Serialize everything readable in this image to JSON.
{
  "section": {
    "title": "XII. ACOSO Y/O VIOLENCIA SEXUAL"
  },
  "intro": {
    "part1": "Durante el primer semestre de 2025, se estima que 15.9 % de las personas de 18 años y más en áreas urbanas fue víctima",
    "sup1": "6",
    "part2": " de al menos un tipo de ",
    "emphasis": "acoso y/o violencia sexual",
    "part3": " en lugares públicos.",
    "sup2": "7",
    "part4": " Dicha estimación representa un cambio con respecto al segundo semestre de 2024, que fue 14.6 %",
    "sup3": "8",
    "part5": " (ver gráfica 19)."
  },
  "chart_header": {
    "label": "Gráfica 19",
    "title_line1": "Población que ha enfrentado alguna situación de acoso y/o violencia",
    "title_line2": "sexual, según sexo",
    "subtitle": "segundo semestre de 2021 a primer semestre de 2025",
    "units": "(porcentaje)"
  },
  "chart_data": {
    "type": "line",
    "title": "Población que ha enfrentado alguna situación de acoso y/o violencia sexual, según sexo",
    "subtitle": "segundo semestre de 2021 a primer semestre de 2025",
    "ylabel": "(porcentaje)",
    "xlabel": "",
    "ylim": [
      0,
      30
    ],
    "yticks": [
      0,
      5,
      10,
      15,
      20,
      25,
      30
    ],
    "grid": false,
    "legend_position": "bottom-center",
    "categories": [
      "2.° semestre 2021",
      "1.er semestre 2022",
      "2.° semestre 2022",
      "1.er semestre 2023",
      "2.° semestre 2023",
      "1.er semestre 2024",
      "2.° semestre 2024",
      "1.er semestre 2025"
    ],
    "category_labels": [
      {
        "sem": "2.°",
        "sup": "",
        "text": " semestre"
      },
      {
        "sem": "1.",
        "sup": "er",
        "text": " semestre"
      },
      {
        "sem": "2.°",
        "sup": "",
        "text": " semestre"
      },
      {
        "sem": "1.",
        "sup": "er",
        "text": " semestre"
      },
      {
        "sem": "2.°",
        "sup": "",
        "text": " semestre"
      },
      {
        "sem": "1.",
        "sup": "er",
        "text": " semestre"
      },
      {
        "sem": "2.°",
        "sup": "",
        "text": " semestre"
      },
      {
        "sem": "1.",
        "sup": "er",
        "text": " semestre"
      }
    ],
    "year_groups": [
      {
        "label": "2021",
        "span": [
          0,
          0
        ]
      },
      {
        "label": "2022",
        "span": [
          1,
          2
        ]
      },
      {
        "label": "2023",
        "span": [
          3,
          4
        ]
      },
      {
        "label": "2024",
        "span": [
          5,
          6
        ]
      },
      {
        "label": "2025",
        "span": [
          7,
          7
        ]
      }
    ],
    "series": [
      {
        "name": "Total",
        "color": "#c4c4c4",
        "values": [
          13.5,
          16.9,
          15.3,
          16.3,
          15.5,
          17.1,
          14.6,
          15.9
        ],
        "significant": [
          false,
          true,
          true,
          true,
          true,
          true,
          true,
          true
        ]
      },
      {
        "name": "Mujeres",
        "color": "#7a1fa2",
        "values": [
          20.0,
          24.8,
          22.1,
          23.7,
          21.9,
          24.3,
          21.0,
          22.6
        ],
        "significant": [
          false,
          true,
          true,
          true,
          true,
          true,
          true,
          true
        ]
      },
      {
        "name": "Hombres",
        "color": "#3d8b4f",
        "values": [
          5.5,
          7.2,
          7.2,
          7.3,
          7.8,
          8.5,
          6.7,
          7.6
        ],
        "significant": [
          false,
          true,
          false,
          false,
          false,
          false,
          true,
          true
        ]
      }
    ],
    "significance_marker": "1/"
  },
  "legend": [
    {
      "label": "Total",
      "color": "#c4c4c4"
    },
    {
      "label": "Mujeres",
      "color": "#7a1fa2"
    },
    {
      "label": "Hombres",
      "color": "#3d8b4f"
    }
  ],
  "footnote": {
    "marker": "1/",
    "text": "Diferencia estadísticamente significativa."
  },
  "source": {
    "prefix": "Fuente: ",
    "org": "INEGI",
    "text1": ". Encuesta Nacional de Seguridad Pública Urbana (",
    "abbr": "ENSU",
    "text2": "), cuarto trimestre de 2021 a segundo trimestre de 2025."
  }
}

⁂

*Stated task*. Return the listing above in its exact form.

*Worked answer*.
Serialize everything readable in this image to JSON.
{
  "section": {
    "title": "XII. ACOSO Y/O VIOLENCIA SEXUAL"
  },
  "intro": {
    "part1": "Durante el primer semestre de 2025, se estima que 15.9 % de las personas de 18 años y más en áreas urbanas fue víctima",
    "sup1": "6",
    "part2": " de al menos un tipo de ",
    "emphasis": "acoso y/o violencia sexual",
    "part3": " en lugares públicos.",
    "sup2": "7",
    "part4": " Dicha estimación representa un cambio con respecto al segundo semestre de 2024, que fue 14.6 %",
    "sup3": "8",
    "part5": " (ver gráfica 19)."
  },
  "chart_header": {
    "label": "Gráfica 19",
    "title_line1": "Población que ha enfrentado alguna situación de acoso y/o violencia",
    "title_line2": "sexual, según sexo",
    "subtitle": "segundo semestre de 2021 a primer semestre de 2025",
    "units": "(porcentaje)"
  },
  "chart_data": {
    "type": "line",
    "title": "Población que ha enfrentado alguna situación de acoso y/o violencia sexual, según sexo",
    "subtitle": "segundo semestre de 2021 a primer semestre de 2025",
    "ylabel": "(porcentaje)",
    "xlabel": "",
    "ylim": [
      0,
      30
    ],
    "yticks": [
      0,
      5,
      10,
      15,
      20,
      25,
      30
    ],
    "grid": false,
    "legend_position": "bottom-center",
    "categories": [
      "2.° semestre 2021",
      "1.er semestre 2022",
      "2.° semestre 2022",
      "1.er semestre 2023",
      "2.° semestre 2023",
      "1.er semestre 2024",
      "2.° semestre 2024",
      "1.er semestre 2025"
    ],
    "category_labels": [
      {
        "sem": "2.°",
        "sup": "",
        "text": " semestre"
      },
      {
        "sem": "1.",
        "sup": "er",
        "text": " semestre"
      },
      {
        "sem": "2.°",
        "sup": "",
        "text": " semestre"
      },
      {
        "sem": "1.",
        "sup": "er",
        "text": " semestre"
      },
      {
        "sem": "2.°",
        "sup": "",
        "text": " semestre"
      },
      {
        "sem": "1.",
        "sup": "er",
        "text": " semestre"
      },
      {
        "sem": "2.°",
        "sup": "",
        "text": " semestre"
      },
      {
        "sem": "1.",
        "sup": "er",
        "text": " semestre"
      }
    ],
    "year_groups": [
      {
        "label": "2021",
        "span": [
          0,
          0
        ]
      },
      {
        "label": "2022",
        "span": [
          1,
          2
        ]
      },
      {
        "label": "2023",
        "span": [
          3,
          4
        ]
      },
      {
        "label": "2024",
        "span": [
          5,
          6
        ]
      },
      {
        "label": "2025",
        "span": [
          7,
          7
        ]
      }
    ],
    "series": [
      {
        "name": "Total",
        "color": "#c4c4c4",
        "values": [
          13.5,
          16.9,
          15.3,
          16.3,
          15.5,
          17.1,
          14.6,
          15.9
        ],
        "significant": [
          false,
          true,
          true,
          true,
          true,
          true,
          true,
          true
        ]
      },
      {
        "name": "Mujeres",
        "color": "#7a1fa2",
        "values": [
          20.0,
          24.8,
          22.1,
          23.7,
          21.9,
          24.3,
          21.0,
          22.6
        ],
        "significant": [
          false,
          true,
          true,
          true,
          true,
          true,
          true,
          true
        ]
      },
      {
        "name": "Hombres",
        "color": "#3d8b4f",
        "values": [
          5.5,
          7.2,
          7.2,
          7.3,
          7.8,
          8.5,
          6.7,
          7.6
        ],
        "significant": [
          false,
          true,
          false,
          false,
          false,
          false,
          true,
          true
        ]
      }
    ],
    "significance_marker": "1/"
  },
  "legend": [
    {
      "label": "Total",
      "color": "#c4c4c4"
    },
    {
      "label": "Mujeres",
      "color": "#7a1fa2"
    },
    {
      "label": "Hombres",
      "color": "#3d8b4f"
    }
  ],
  "footnote": {
    "marker": "1/",
    "text": "Diferencia estadísticamente significativa."
  },
  "source": {
    "prefix": "Fuente: ",
    "org": "INEGI",
    "text1": ". Encuesta Nacional de Seguridad Pública Urbana (",
    "abbr": "ENSU",
    "text2": "), cuarto trimestre de 2021 a segundo trimestre de 2025."
  }
}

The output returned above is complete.